# WHAT IS NEEDED:
Please copy the part of the data that opens with the line containing "UI element localization: list" and closes with the line containing "svg-text:ENGINEERING: ENGINEERING xyxy=(861,143,927,154)", reproducing each line word for word.

# RECORD SET:
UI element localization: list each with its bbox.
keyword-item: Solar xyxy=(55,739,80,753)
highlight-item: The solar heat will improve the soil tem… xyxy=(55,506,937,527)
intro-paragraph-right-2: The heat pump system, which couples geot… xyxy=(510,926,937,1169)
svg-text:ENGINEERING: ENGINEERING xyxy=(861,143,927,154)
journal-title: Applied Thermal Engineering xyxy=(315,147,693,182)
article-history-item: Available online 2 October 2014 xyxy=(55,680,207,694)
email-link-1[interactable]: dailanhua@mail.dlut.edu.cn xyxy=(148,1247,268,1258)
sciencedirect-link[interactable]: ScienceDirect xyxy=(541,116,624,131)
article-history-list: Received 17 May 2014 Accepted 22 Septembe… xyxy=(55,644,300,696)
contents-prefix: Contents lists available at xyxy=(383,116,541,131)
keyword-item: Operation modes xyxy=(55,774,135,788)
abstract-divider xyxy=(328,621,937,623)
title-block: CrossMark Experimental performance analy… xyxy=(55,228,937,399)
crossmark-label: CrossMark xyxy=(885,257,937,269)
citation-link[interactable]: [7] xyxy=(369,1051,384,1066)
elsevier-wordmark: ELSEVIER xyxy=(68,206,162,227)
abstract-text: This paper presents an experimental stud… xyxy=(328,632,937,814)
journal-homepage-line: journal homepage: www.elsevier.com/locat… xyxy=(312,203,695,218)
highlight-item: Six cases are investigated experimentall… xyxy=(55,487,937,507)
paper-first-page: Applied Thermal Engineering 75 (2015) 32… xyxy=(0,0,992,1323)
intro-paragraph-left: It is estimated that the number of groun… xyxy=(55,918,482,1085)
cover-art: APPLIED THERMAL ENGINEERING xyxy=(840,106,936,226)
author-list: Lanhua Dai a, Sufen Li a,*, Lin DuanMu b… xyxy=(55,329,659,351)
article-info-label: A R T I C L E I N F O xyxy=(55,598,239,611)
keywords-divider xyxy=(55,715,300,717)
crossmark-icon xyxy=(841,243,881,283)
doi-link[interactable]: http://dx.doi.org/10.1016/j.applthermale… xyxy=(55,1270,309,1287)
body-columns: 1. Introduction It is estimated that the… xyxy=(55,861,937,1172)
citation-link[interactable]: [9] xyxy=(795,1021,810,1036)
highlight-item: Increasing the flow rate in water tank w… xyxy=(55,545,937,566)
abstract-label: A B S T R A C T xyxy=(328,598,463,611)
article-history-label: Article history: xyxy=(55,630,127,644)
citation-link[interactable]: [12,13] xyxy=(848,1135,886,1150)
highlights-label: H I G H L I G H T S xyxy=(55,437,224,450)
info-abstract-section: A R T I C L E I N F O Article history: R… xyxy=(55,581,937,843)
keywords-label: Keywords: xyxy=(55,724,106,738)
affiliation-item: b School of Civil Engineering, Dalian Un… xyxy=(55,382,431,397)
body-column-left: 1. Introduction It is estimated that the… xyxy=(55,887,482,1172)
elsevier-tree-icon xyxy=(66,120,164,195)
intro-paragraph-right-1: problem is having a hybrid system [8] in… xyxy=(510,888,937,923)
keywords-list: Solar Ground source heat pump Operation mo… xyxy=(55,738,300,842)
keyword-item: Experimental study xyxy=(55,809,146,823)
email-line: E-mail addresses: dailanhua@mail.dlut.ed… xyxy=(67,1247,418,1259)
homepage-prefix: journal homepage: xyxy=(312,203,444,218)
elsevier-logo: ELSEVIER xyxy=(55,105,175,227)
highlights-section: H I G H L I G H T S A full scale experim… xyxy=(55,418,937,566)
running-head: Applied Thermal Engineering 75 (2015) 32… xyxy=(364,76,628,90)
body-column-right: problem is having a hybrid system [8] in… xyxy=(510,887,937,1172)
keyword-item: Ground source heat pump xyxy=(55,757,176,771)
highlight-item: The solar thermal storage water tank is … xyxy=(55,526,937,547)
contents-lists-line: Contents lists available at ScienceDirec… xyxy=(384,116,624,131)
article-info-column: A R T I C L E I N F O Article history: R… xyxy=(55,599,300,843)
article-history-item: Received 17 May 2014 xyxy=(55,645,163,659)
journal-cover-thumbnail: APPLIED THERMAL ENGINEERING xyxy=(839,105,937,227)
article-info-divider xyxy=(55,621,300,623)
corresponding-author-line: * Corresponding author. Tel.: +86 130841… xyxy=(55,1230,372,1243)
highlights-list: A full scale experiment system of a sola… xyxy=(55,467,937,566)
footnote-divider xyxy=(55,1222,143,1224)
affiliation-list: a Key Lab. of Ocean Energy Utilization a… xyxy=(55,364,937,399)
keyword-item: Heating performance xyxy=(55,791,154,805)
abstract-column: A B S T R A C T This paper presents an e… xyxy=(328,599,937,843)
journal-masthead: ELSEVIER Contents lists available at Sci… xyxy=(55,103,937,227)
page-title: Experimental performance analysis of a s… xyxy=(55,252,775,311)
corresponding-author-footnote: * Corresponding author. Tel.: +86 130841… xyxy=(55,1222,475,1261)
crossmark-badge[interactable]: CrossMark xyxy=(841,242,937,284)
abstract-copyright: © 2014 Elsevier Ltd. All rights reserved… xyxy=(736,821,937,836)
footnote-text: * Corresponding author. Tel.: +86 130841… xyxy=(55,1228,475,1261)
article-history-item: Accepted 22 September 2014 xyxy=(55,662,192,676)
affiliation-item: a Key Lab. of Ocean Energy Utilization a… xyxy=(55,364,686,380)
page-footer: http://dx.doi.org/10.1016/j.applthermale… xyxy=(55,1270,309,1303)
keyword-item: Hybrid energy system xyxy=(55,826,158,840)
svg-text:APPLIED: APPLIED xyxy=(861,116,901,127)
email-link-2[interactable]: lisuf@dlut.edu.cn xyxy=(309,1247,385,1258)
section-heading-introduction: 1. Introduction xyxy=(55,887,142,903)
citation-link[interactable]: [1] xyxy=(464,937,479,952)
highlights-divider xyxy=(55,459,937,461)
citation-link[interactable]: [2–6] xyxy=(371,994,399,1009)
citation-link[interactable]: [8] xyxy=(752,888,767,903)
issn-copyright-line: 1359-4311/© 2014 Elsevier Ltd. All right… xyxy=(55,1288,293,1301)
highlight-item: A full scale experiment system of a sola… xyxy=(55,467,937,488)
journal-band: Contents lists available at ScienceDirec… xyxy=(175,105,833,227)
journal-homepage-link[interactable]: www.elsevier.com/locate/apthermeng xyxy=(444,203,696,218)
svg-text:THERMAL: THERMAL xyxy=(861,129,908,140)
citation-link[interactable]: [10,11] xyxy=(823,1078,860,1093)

==

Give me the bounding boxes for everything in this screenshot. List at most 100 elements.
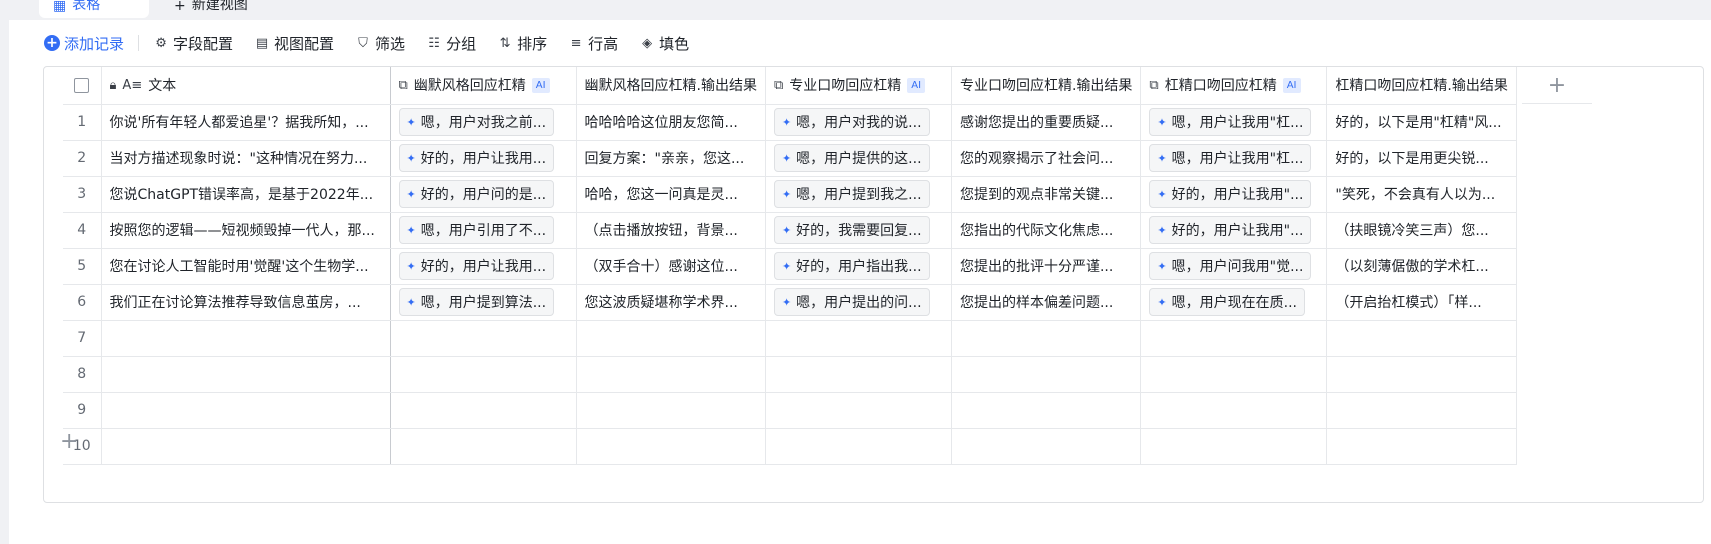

# EXPECTED OUTPUT:
UI element localization: list each with its bbox.
keyword-item: Solar xyxy=(55,739,80,753)
highlight-item: The solar heat will improve the soil tem… xyxy=(55,506,937,527)
intro-paragraph-right-2: The heat pump system, which couples geot… xyxy=(510,926,937,1169)
svg-text:ENGINEERING: ENGINEERING xyxy=(861,143,927,154)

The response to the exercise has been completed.